Dataset records
++++++++
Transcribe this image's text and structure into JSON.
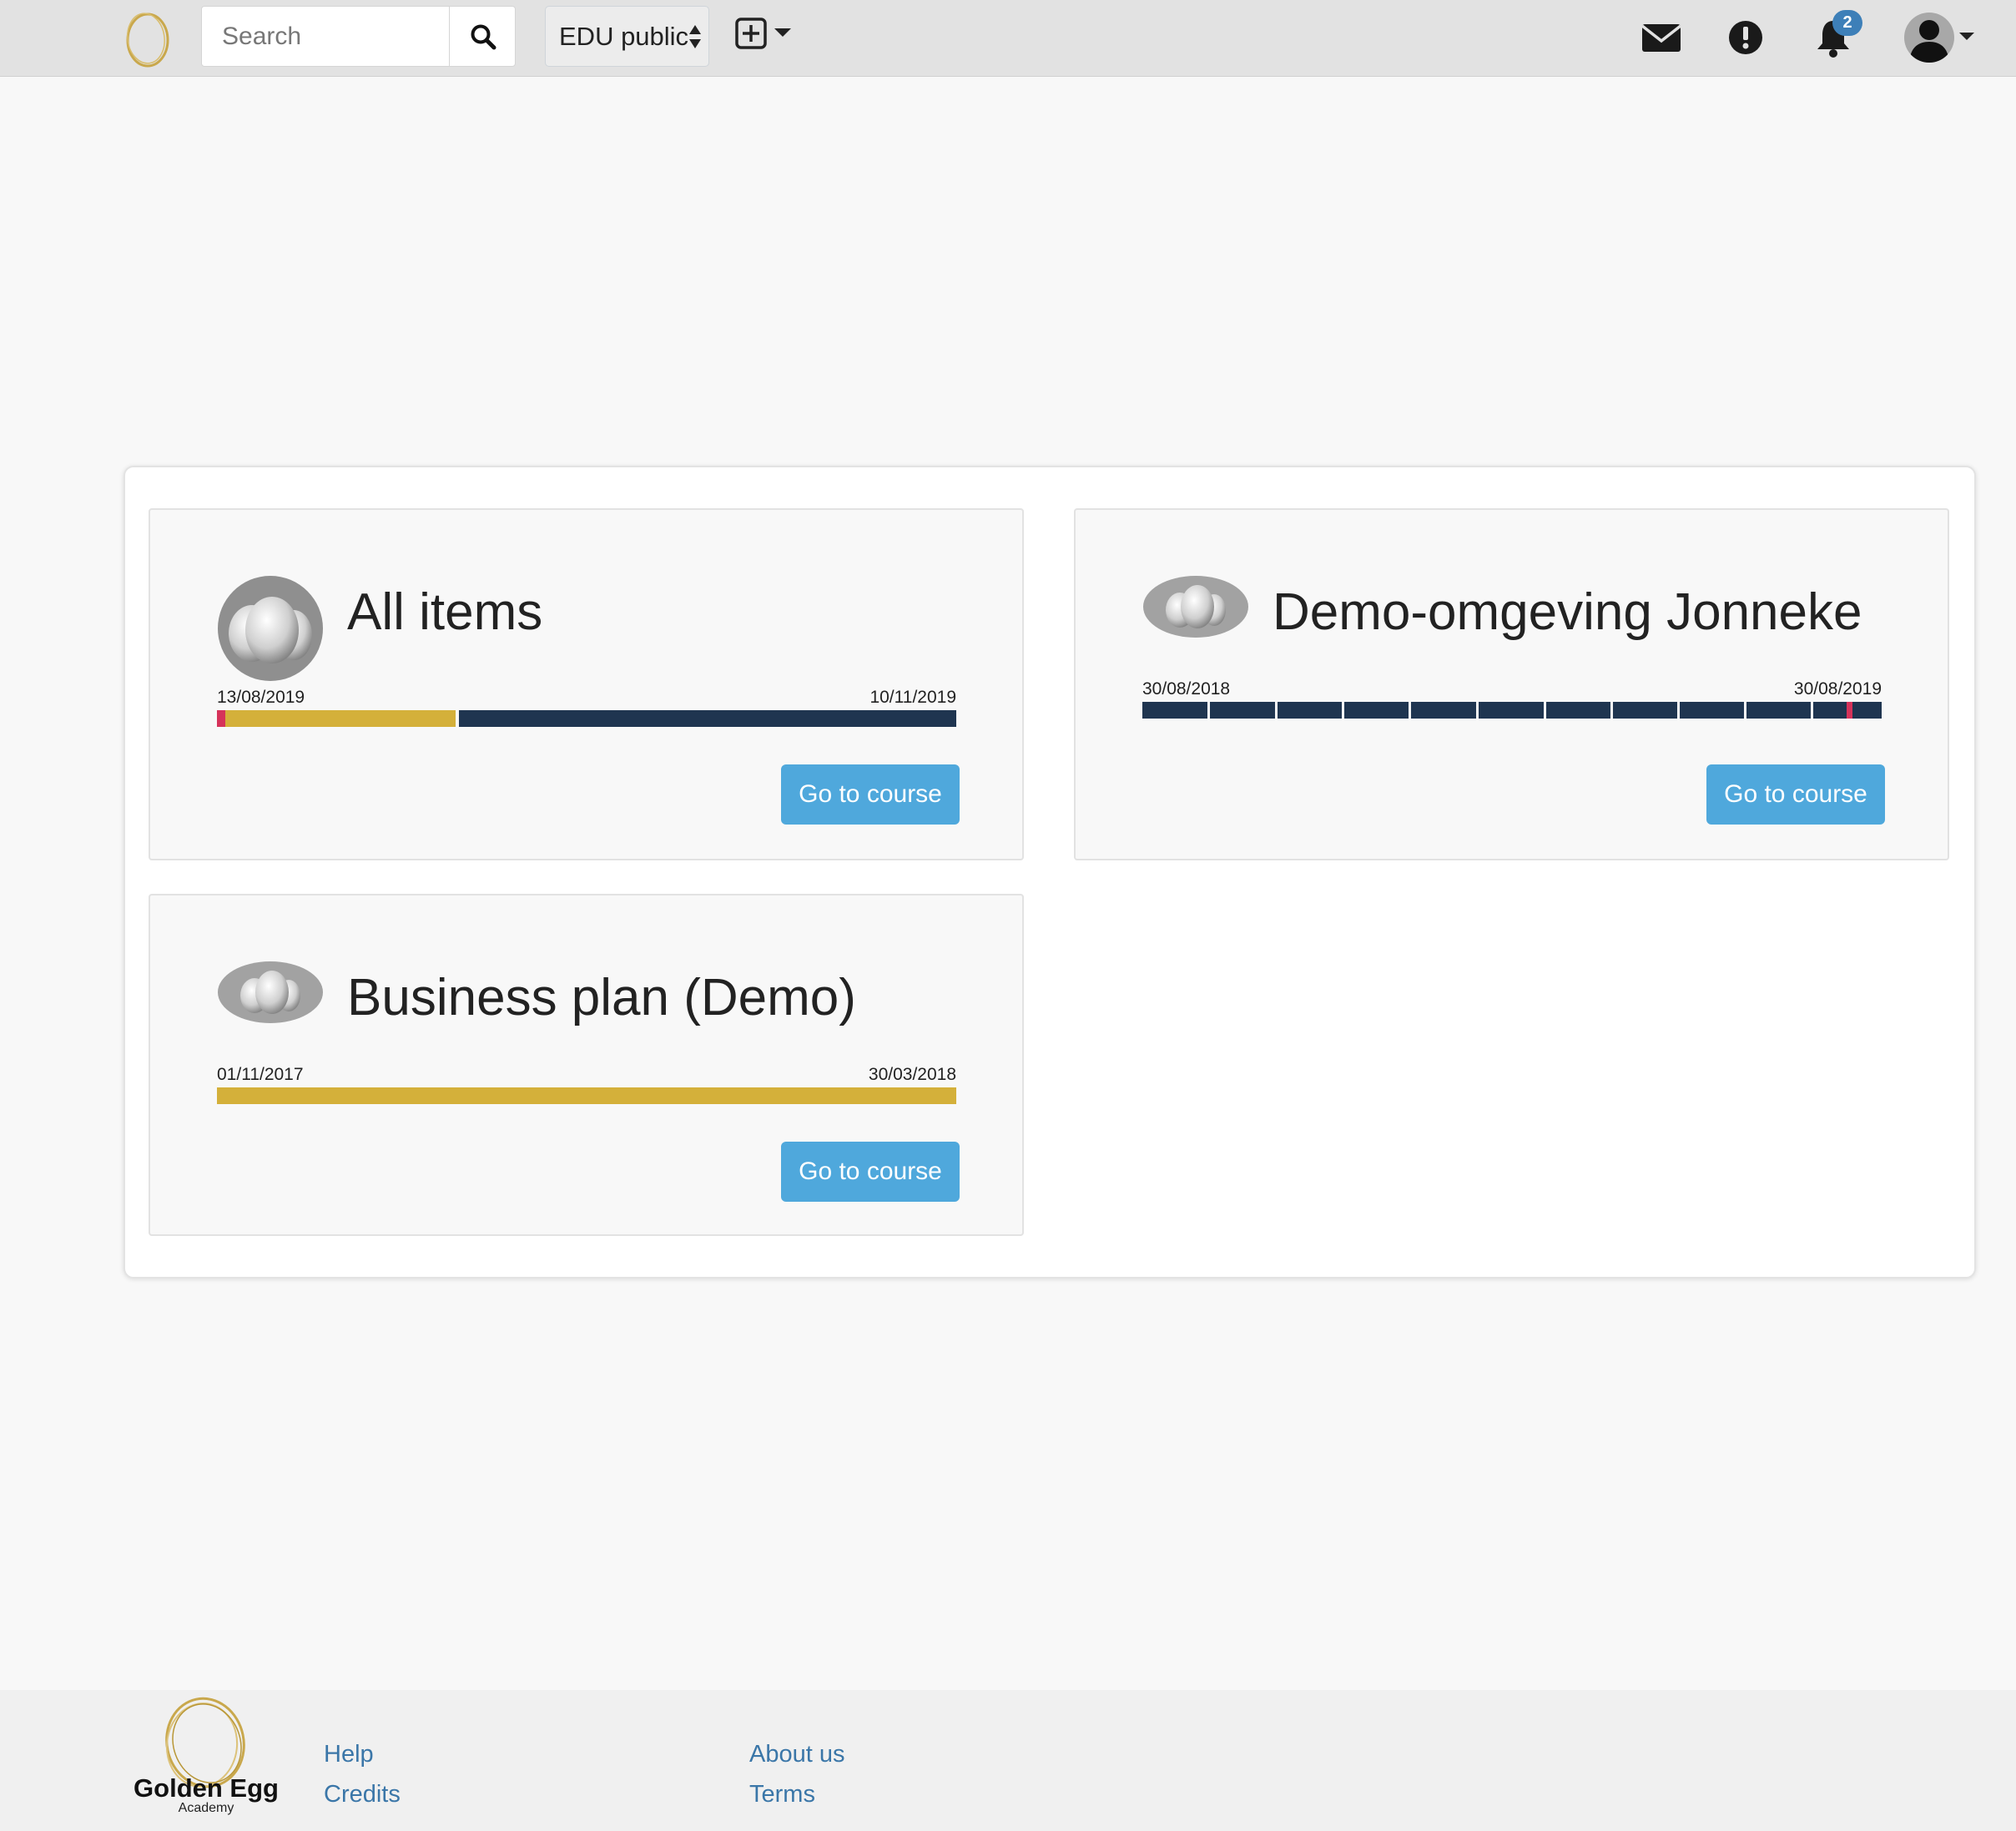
{
  "navbar": {
    "search": {
      "placeholder": "Search",
      "value": ""
    },
    "environment_select": {
      "value": "EDU public"
    },
    "notifications_count": "2"
  },
  "courses": [
    {
      "title": "All items",
      "start_date": "13/08/2019",
      "end_date": "10/11/2019",
      "button_label": "Go to course"
    },
    {
      "title": "Demo-omgeving Jonneke",
      "start_date": "30/08/2018",
      "end_date": "30/08/2019",
      "button_label": "Go to course"
    },
    {
      "title": "Business plan (Demo)",
      "start_date": "01/11/2017",
      "end_date": "30/03/2018",
      "button_label": "Go to course"
    }
  ],
  "footer": {
    "brand": "Golden Egg",
    "sub": "Academy",
    "links": [
      "Help",
      "Credits",
      "About us",
      "Terms"
    ]
  },
  "colors": {
    "navbar_bg": "#e2e2e2",
    "button_blue": "#4fa8dc",
    "timeline_gold": "#d4b03a",
    "timeline_navy": "#1f3550",
    "timeline_marker": "#d6335a",
    "link_blue": "#3a76a8",
    "badge_blue": "#3d7fb8"
  }
}
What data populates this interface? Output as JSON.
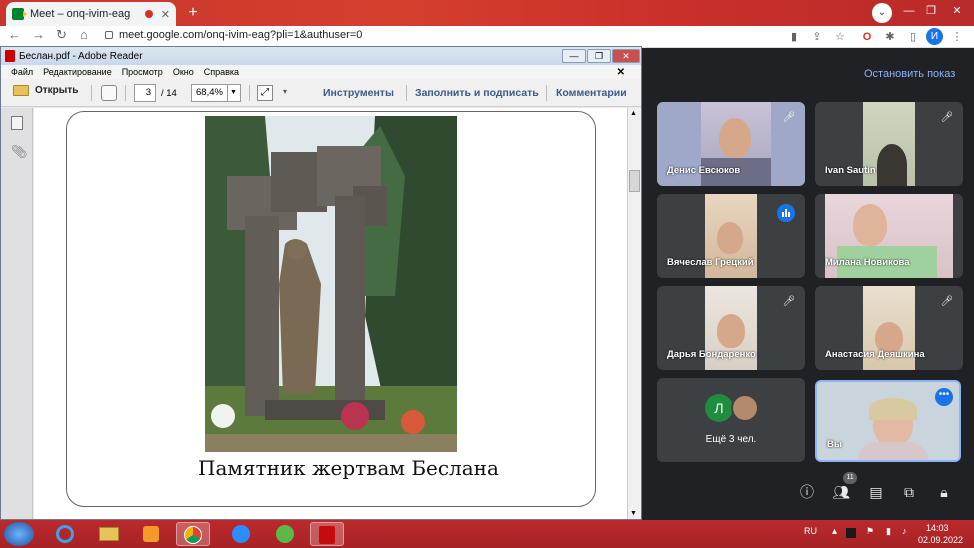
{
  "browser": {
    "tab_title": "Meet – onq-ivim-eag",
    "url": "meet.google.com/onq-ivim-eag?pli=1&authuser=0",
    "profile_initial": "И"
  },
  "adobe": {
    "window_title": "Беслан.pdf - Adobe Reader",
    "menu": [
      "Файл",
      "Редактирование",
      "Просмотр",
      "Окно",
      "Справка"
    ],
    "open_label": "Открыть",
    "page_current": "3",
    "page_total": "/ 14",
    "zoom": "68,4%",
    "tools_label": "Инструменты",
    "fill_sign_label": "Заполнить и подписать",
    "comments_label": "Комментарии",
    "caption": "Памятник жертвам Беслана"
  },
  "meet": {
    "stop_share": "Остановить показ",
    "participants": [
      {
        "name": "Денис Евсюков"
      },
      {
        "name": "Ivan Sautin"
      },
      {
        "name": "Вячеслав Грецкий"
      },
      {
        "name": "Милана Новикова"
      },
      {
        "name": "Дарья Бондаренко"
      },
      {
        "name": "Анастасия Деяшкина"
      }
    ],
    "more_initial": "Л",
    "more_label": "Ещё 3 чел.",
    "self_label": "Вы",
    "people_count": "11"
  },
  "taskbar": {
    "lang": "RU",
    "time": "14:03",
    "date": "02.09.2022"
  }
}
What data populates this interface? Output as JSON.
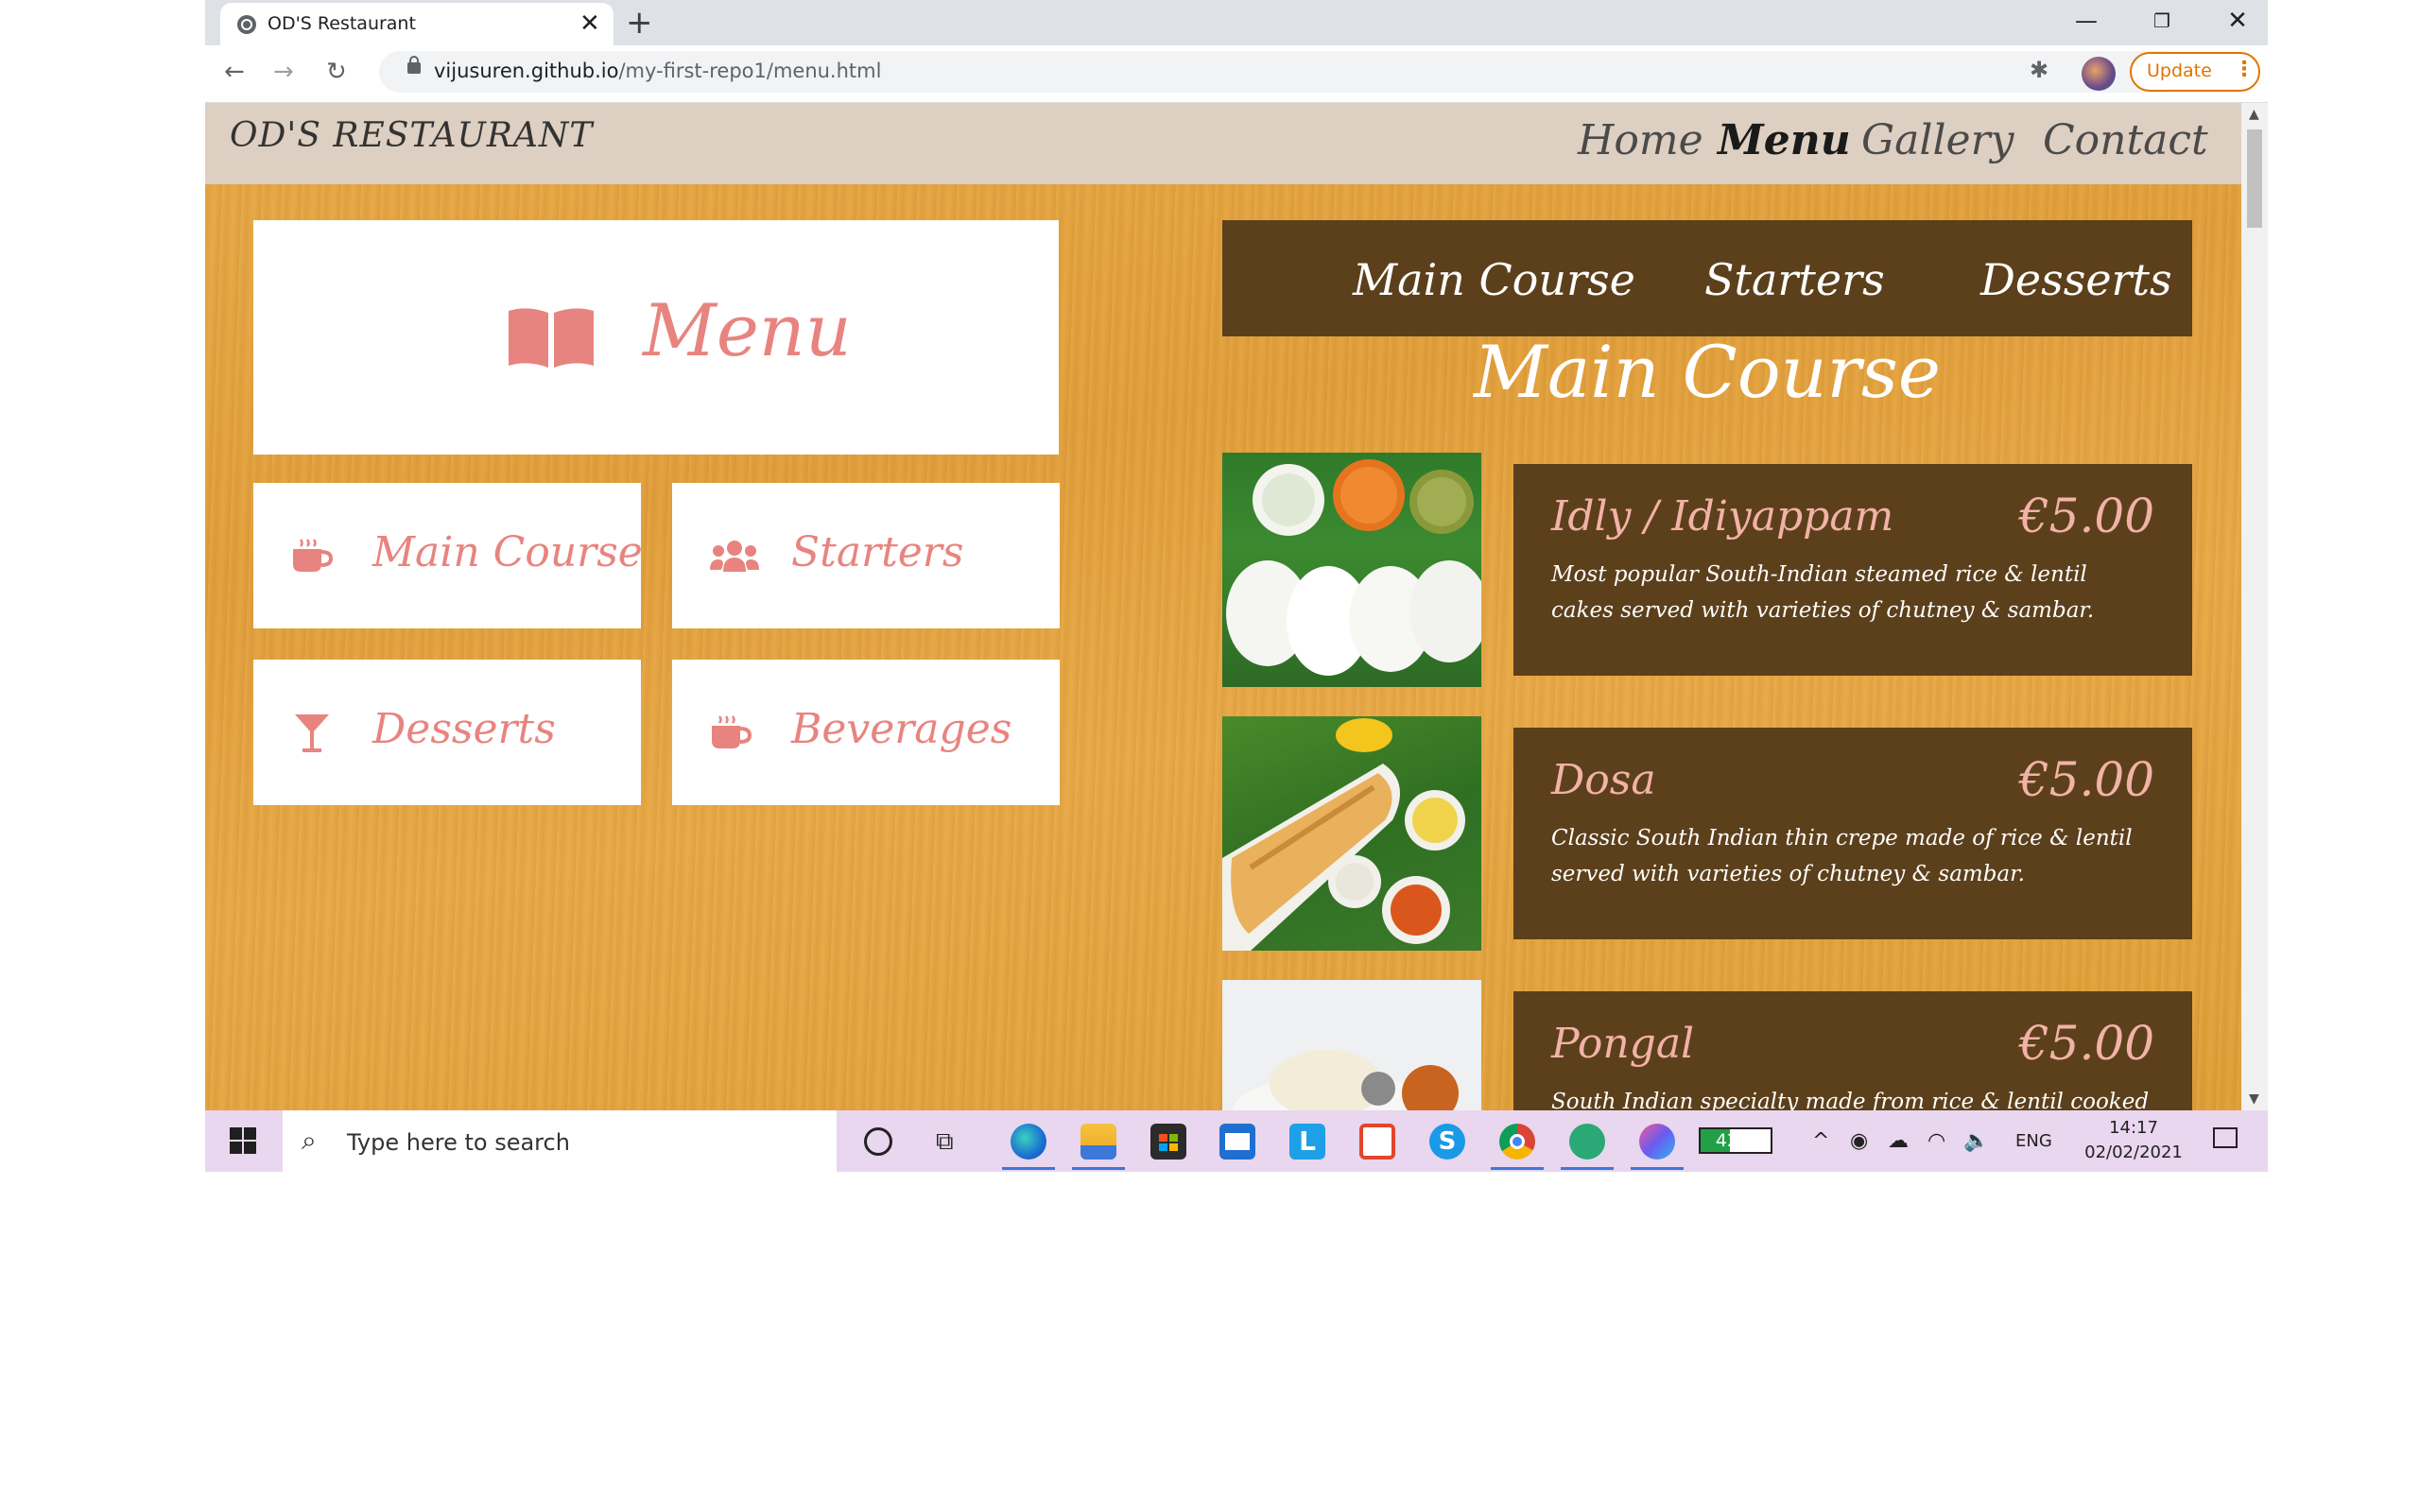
{
  "browser": {
    "tab_title": "OD'S Restaurant",
    "url_host": "vijusuren.github.io",
    "url_path": "/my-first-repo1/menu.html",
    "update_label": "Update"
  },
  "site": {
    "logo": "OD'S RESTAURANT",
    "nav": [
      "Home",
      "Menu",
      "Gallery",
      "Contact"
    ],
    "active_nav": "Menu"
  },
  "menu_panel": {
    "title": "Menu",
    "categories": [
      {
        "label": "Main Course",
        "icon": "coffee-cup-icon"
      },
      {
        "label": "Starters",
        "icon": "users-icon"
      },
      {
        "label": "Desserts",
        "icon": "cocktail-glass-icon"
      },
      {
        "label": "Beverages",
        "icon": "coffee-cup-icon"
      }
    ]
  },
  "tabs": [
    "Main Course",
    "Starters",
    "Desserts"
  ],
  "section_title": "Main Course",
  "dishes": [
    {
      "name": "Idly / Idiyappam",
      "price": "€5.00",
      "description": "Most popular South-Indian steamed rice & lentil cakes served with varieties of chutney & sambar."
    },
    {
      "name": "Dosa",
      "price": "€5.00",
      "description": "Classic South Indian thin crepe made of rice & lentil served with varieties of chutney & sambar."
    },
    {
      "name": "Pongal",
      "price": "€5.00",
      "description": "South Indian specialty made from rice & lentil cooked served"
    }
  ],
  "taskbar": {
    "search_placeholder": "Type here to search",
    "battery": "42%",
    "battery_level": 0.42,
    "language": "ENG",
    "time": "14:17",
    "date": "02/02/2021"
  },
  "colors": {
    "accent_pink": "#e8847f",
    "brown_panel": "#5c401b",
    "header_beige": "#ddcfc1",
    "update_orange": "#e37400"
  }
}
++++++++
Exercise requirements: Every entry must be written out exactly, with all pictures left out.

Task result:
Transcribe this image's text and structure into JSON.
{
  "navbar": {
    "search": {
      "placeholder": "Search",
      "value": ""
    },
    "environment_select": {
      "value": "EDU public"
    },
    "notifications_count": "2"
  },
  "courses": [
    {
      "title": "All items",
      "start_date": "13/08/2019",
      "end_date": "10/11/2019",
      "button_label": "Go to course"
    },
    {
      "title": "Demo-omgeving Jonneke",
      "start_date": "30/08/2018",
      "end_date": "30/08/2019",
      "button_label": "Go to course"
    },
    {
      "title": "Business plan (Demo)",
      "start_date": "01/11/2017",
      "end_date": "30/03/2018",
      "button_label": "Go to course"
    }
  ],
  "footer": {
    "brand": "Golden Egg",
    "sub": "Academy",
    "links": [
      "Help",
      "Credits",
      "About us",
      "Terms"
    ]
  },
  "colors": {
    "navbar_bg": "#e2e2e2",
    "button_blue": "#4fa8dc",
    "timeline_gold": "#d4b03a",
    "timeline_navy": "#1f3550",
    "timeline_marker": "#d6335a",
    "link_blue": "#3a76a8",
    "badge_blue": "#3d7fb8"
  }
}
What data populates this interface? Output as JSON.
{
  "browser": {
    "tab_title": "Meet – onq-ivim-eag",
    "url": "meet.google.com/onq-ivim-eag?pli=1&authuser=0",
    "profile_initial": "И"
  },
  "adobe": {
    "window_title": "Беслан.pdf - Adobe Reader",
    "menu": [
      "Файл",
      "Редактирование",
      "Просмотр",
      "Окно",
      "Справка"
    ],
    "open_label": "Открыть",
    "page_current": "3",
    "page_total": "/ 14",
    "zoom": "68,4%",
    "tools_label": "Инструменты",
    "fill_sign_label": "Заполнить и подписать",
    "comments_label": "Комментарии",
    "caption": "Памятник жертвам Беслана"
  },
  "meet": {
    "stop_share": "Остановить показ",
    "participants": [
      {
        "name": "Денис Евсюков"
      },
      {
        "name": "Ivan Sautin"
      },
      {
        "name": "Вячеслав Грецкий"
      },
      {
        "name": "Милана Новикова"
      },
      {
        "name": "Дарья Бондаренко"
      },
      {
        "name": "Анастасия Деяшкина"
      }
    ],
    "more_initial": "Л",
    "more_label": "Ещё 3 чел.",
    "self_label": "Вы",
    "people_count": "11"
  },
  "taskbar": {
    "lang": "RU",
    "time": "14:03",
    "date": "02.09.2022"
  }
}
What data populates this interface? Output as JSON.
{
  "browser": {
    "tab_title": "OD'S Restaurant",
    "url_host": "vijusuren.github.io",
    "url_path": "/my-first-repo1/menu.html",
    "update_label": "Update"
  },
  "site": {
    "logo": "OD'S RESTAURANT",
    "nav": [
      "Home",
      "Menu",
      "Gallery",
      "Contact"
    ],
    "active_nav": "Menu"
  },
  "menu_panel": {
    "title": "Menu",
    "categories": [
      {
        "label": "Main Course",
        "icon": "coffee-cup-icon"
      },
      {
        "label": "Starters",
        "icon": "users-icon"
      },
      {
        "label": "Desserts",
        "icon": "cocktail-glass-icon"
      },
      {
        "label": "Beverages",
        "icon": "coffee-cup-icon"
      }
    ]
  },
  "tabs": [
    "Main Course",
    "Starters",
    "Desserts"
  ],
  "section_title": "Main Course",
  "dishes": [
    {
      "name": "Idly / Idiyappam",
      "price": "€5.00",
      "description": "Most popular South-Indian steamed rice & lentil cakes served with varieties of chutney & sambar."
    },
    {
      "name": "Dosa",
      "price": "€5.00",
      "description": "Classic South Indian thin crepe made of rice & lentil served with varieties of chutney & sambar."
    },
    {
      "name": "Pongal",
      "price": "€5.00",
      "description": "South Indian specialty made from rice & lentil cooked served"
    }
  ],
  "taskbar": {
    "search_placeholder": "Type here to search",
    "battery": "42%",
    "battery_level": 0.42,
    "language": "ENG",
    "time": "14:17",
    "date": "02/02/2021"
  },
  "colors": {
    "accent_pink": "#e8847f",
    "brown_panel": "#5c401b",
    "header_beige": "#ddcfc1",
    "update_orange": "#e37400"
  }
}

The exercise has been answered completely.